[Lines of data]
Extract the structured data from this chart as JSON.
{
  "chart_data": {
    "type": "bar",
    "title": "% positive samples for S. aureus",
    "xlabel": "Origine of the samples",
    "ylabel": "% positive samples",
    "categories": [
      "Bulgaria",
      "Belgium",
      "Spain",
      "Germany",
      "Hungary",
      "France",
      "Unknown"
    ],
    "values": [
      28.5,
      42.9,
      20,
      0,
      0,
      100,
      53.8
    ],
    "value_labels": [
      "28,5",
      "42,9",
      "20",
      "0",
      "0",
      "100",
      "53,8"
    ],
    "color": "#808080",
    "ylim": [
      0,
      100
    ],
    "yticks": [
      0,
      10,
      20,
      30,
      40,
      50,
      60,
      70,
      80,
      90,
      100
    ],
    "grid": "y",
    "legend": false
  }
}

REQUIRED TASK
Gather all lines where the word "positive" appears.

FINAL RESULT
    "title": "% positive samples for S. aureus",
    "ylabel": "% positive samples",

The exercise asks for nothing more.